-- BEGIN Text section --

String Distance Metrics

We provides a collection of string distance metrics designed to quantify the similarity or dissimilarity between two strings. These metrics are useful in various applications where string comparison is needed. The available string distance metrics include:

Metric Name	Description
jaro	Measures the similarity between two strings based on the number of matching characters and transpositions.
jaro_winkler	An extension of the Jaro metric that gives additional weight to common prefixes.
hamming	Measure the difference between two equal-length sequences of symbols and is defined as the number of positions at which the corresponding symbols are different.
levenshtein	Calculates the minimum number of single-character edits (insertions, deletions, substitutions) required to transform one string into another.
damerau_levenshtein	Similar to Levenshtein distance but allows transpositions as a valid edit operation.
Indel	Focuses on the number of insertions and deletions required to match two strings.

Note: returned scores are distances, meaning lower values are typically considered “better” and indicate greater similarity between the strings. The distances calculated are normalized to a range between 0.0 (indicating a perfect match) and 1.0 (indicating no similarity).

Configuration Structure

To configure string distance metrics, you can use a YAML configuration file. The configuration structure includes:

model_parameters specifying model-related parameters.
evaluation setting the evaluation metric, distance, and threshold.
tests defining different test scenarios and their min_pass_rate.

Here’s an example of the configuration structure:

model_parameters:
  temperature: 0.2
  max_tokens: 64

evaluation:
  metric: string_distance
  distance: jaro
  threshold: 0.1

tests:
  defaults:
    min_pass_rate: 1.0

  robustness:
    add_typo:
      min_pass_rate: 0.70
    lowercase:
      min_pass_rate: 0.70

-- END Text section --

Challenges.
(1) Write out the stretch of the string distance metrics text from "model_parameters specifying model-related" through "and their min_pass_rate.", word for word.
(2) Name each metric listed under "Metric Name" in the string distance metrics text.

-- BEGIN Dataset rows --

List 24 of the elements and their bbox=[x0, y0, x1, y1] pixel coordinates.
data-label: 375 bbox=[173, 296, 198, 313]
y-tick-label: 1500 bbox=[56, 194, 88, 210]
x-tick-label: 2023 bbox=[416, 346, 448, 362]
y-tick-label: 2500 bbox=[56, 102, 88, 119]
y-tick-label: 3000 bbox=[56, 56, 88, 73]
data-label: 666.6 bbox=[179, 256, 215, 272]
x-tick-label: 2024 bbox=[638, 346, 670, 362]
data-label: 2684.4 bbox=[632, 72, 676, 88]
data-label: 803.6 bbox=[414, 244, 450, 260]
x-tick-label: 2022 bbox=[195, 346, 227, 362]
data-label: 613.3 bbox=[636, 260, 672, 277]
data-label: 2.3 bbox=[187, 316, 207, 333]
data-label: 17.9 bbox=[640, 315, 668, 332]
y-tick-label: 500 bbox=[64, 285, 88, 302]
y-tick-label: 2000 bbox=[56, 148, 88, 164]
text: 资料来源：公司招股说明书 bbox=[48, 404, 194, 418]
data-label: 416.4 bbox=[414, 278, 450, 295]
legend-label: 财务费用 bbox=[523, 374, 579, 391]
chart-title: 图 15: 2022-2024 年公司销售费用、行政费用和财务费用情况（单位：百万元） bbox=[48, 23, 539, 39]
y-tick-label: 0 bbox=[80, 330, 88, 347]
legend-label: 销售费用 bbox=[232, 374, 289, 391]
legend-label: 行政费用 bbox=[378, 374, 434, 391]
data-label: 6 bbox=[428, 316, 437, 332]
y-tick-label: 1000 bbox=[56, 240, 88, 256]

-- END Dataset rows --

Worked answers.
(1)
model_parameters specifying model-related parameters.
evaluation setting the evaluation metric, distance, and threshold.
tests defining different test scenarios and their min_pass_rate.

(2) jaro, jaro_winkler, hamming, levenshtein, damerau_levenshtein, Indel